-- Data rows start --
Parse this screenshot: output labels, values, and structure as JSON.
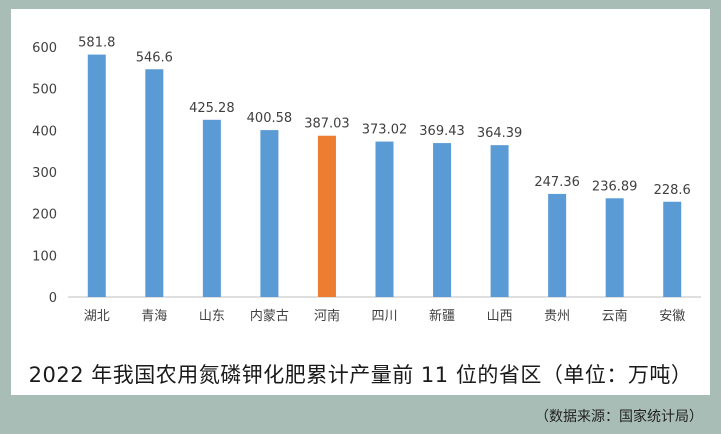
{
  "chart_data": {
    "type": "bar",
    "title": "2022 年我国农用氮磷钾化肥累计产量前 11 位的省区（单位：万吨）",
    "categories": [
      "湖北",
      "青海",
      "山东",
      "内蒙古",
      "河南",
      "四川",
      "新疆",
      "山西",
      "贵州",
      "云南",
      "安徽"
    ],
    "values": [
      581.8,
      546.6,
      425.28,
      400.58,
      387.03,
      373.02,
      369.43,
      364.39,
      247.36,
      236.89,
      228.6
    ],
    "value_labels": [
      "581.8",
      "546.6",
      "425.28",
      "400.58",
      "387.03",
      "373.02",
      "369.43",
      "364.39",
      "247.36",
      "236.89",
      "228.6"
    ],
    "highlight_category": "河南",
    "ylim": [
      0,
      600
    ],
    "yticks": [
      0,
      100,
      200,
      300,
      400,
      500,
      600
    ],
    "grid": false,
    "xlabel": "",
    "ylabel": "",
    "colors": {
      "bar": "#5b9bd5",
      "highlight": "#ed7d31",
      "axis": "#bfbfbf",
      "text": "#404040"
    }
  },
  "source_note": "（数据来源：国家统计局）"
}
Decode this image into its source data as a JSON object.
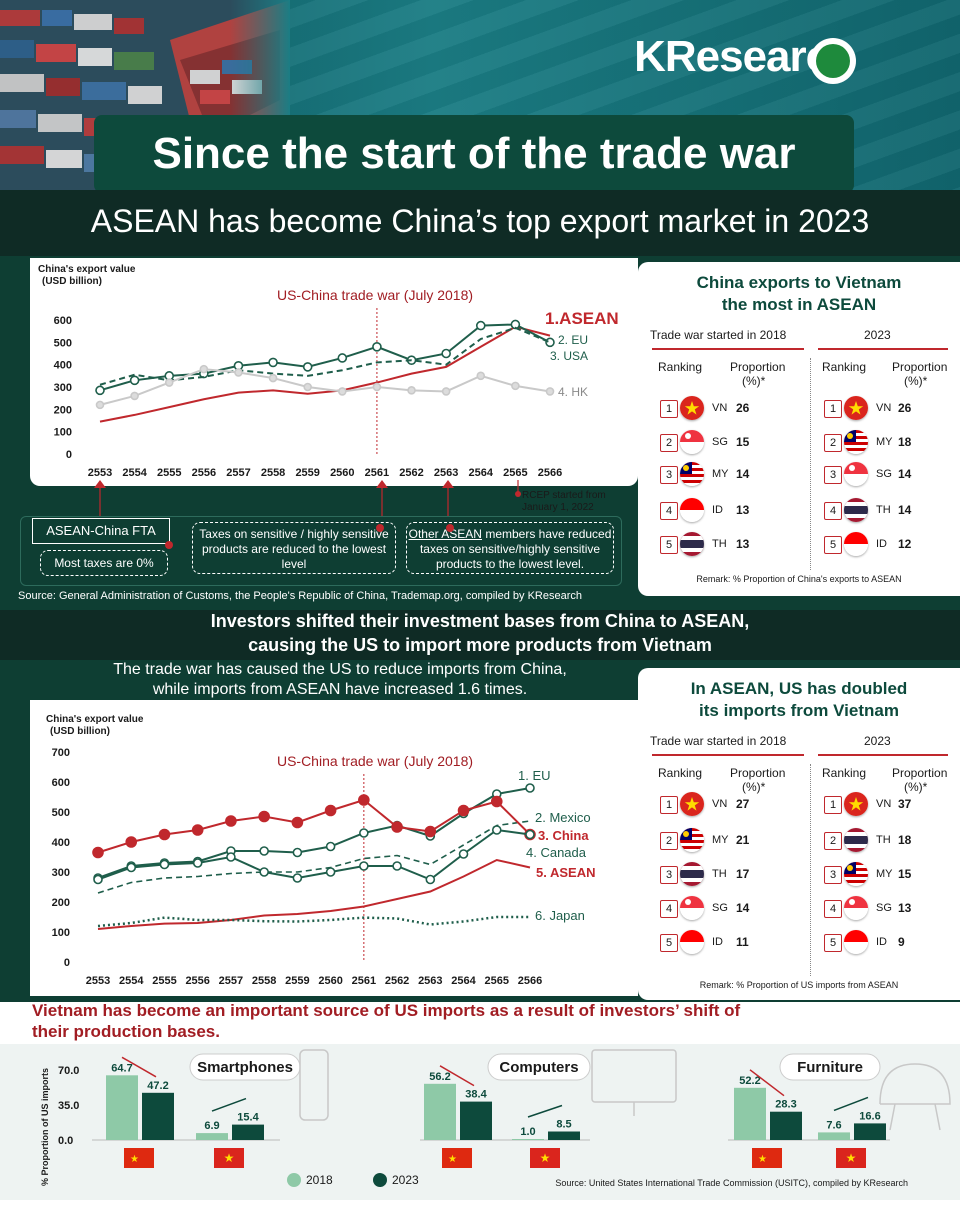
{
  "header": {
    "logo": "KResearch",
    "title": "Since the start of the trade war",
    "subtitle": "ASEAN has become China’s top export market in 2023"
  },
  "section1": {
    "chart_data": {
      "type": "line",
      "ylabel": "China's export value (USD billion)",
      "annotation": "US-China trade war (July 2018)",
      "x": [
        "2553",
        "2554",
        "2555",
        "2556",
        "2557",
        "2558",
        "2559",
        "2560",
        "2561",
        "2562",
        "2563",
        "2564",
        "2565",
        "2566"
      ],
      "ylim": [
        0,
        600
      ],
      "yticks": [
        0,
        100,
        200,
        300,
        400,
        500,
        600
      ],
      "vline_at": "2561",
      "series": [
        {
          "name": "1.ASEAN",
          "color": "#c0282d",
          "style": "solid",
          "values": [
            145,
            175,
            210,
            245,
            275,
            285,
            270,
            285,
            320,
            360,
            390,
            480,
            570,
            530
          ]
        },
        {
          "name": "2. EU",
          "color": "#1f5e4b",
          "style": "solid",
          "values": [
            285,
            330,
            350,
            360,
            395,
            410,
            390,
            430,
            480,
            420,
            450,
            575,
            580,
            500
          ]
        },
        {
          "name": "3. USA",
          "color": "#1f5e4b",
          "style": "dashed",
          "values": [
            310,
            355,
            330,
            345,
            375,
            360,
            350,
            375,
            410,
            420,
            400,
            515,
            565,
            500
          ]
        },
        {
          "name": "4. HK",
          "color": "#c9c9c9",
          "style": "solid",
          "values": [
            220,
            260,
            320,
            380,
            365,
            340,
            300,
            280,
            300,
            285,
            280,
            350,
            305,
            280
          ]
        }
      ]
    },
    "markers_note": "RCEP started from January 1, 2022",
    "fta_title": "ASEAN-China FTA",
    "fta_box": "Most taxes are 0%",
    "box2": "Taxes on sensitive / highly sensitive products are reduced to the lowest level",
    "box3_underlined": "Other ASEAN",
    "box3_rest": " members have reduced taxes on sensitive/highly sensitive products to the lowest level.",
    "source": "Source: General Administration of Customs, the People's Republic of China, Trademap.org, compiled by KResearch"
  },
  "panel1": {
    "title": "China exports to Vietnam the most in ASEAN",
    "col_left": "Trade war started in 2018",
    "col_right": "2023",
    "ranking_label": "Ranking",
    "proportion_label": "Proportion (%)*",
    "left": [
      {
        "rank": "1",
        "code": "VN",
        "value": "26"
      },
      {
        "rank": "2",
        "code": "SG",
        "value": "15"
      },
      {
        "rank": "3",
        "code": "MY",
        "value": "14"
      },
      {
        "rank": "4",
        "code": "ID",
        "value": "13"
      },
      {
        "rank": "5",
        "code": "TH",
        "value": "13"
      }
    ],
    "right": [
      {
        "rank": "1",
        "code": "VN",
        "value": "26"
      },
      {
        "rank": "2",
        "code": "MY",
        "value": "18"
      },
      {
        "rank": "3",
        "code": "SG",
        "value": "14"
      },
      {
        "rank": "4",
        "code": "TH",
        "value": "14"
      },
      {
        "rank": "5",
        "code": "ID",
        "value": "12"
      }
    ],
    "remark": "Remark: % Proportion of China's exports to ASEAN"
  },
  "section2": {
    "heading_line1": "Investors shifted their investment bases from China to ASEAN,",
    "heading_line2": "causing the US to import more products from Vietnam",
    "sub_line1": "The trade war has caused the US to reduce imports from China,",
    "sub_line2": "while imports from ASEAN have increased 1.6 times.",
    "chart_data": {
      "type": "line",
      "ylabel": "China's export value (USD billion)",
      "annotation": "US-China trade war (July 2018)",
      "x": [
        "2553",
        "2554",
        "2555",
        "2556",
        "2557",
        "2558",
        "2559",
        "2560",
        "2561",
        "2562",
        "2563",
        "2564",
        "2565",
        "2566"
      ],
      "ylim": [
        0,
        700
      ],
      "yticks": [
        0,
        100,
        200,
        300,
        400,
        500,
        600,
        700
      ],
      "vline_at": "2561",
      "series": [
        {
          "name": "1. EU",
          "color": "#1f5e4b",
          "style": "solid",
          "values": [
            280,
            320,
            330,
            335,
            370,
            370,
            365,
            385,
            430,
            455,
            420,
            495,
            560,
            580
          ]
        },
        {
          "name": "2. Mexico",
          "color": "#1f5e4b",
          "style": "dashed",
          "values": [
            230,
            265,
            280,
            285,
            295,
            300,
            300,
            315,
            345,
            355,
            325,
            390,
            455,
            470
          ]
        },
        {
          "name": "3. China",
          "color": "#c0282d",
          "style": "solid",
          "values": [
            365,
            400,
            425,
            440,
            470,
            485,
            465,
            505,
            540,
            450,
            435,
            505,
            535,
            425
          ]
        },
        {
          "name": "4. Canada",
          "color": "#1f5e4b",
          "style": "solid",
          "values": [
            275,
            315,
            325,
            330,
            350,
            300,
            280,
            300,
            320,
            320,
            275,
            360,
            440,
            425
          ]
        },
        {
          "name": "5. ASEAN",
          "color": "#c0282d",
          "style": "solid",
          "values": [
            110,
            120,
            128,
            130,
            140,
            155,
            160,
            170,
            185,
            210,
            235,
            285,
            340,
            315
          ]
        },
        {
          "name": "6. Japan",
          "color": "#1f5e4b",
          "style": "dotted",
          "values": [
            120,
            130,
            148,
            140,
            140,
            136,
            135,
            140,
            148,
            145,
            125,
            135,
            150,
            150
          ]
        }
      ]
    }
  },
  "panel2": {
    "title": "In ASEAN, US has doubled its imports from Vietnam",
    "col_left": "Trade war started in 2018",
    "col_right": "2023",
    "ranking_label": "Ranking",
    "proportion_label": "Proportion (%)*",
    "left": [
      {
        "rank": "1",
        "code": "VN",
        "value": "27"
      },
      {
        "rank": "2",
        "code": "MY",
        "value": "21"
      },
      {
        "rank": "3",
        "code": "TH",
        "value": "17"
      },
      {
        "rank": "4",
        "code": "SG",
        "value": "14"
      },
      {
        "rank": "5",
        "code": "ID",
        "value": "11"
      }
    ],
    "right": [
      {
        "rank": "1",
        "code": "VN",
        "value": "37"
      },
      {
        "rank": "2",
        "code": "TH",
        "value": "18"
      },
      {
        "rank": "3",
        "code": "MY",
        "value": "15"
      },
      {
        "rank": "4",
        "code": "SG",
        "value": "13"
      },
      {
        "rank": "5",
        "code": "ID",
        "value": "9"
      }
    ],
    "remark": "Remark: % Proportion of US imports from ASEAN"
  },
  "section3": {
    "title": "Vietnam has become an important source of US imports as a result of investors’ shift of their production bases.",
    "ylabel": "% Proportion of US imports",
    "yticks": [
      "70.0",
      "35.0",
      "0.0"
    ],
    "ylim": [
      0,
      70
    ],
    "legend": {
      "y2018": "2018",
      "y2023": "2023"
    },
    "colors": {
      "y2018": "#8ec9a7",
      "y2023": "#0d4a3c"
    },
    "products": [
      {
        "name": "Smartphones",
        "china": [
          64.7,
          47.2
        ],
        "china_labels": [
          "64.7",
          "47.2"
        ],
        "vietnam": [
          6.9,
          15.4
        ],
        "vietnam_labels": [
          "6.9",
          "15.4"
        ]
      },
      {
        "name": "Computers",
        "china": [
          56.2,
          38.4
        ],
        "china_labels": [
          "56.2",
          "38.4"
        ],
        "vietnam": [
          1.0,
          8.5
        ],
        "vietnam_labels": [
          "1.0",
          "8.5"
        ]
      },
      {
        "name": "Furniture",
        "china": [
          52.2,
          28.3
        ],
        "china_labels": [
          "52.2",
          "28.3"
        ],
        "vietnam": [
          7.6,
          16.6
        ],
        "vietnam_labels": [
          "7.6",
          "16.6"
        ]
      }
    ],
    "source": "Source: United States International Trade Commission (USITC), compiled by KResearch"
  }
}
-- Data rows end --
▸ **Problem statement**
Filter the records, keeping only lines that contain "compiled", and show those lines.

▸ **Solution for this problem**
    "source": "Source: General Administration of Customs, the People's Republic of China, Trademap.org, compiled by KResearch"
    "source": "Source: United States International Trade Commission (USITC), compiled by KResearch"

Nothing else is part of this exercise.